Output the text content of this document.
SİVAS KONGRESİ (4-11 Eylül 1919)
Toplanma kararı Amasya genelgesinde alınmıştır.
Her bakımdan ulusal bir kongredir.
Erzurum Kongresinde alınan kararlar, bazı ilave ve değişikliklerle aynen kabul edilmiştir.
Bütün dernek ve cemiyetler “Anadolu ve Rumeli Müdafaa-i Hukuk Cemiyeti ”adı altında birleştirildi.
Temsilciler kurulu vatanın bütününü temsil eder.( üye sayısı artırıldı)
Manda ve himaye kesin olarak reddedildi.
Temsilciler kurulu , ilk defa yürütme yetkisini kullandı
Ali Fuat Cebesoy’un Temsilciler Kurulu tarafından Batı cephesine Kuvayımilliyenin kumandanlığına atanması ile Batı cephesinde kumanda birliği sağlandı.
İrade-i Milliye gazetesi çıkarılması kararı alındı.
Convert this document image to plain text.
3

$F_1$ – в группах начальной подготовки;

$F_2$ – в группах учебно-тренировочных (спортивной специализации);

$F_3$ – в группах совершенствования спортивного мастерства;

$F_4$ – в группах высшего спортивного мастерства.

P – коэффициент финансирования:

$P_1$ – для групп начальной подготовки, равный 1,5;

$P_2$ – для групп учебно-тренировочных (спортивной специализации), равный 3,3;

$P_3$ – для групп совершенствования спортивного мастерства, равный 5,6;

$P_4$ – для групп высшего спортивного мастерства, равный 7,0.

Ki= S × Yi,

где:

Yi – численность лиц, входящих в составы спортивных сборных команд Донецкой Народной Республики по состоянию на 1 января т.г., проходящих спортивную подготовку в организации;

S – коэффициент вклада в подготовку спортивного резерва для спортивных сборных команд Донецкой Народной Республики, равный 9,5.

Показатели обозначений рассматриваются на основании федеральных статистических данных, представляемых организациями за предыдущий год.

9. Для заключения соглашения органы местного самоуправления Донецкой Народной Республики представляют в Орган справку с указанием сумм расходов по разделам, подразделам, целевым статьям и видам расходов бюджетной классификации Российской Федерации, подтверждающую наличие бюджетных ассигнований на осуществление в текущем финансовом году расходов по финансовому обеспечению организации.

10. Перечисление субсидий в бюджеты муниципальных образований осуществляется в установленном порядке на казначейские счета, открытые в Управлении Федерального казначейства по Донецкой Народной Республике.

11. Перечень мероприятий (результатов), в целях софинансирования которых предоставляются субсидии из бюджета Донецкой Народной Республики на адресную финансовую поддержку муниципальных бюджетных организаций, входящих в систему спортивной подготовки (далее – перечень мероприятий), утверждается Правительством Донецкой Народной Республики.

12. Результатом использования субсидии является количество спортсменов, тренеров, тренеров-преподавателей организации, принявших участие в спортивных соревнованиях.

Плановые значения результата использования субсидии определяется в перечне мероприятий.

■ ■ ■ ■ ■ ■ ■

Task prompt: Gather each line from the entries above that includes the word "this".

Correct output:
Output the text content of this document.
Convert this document image to plain text.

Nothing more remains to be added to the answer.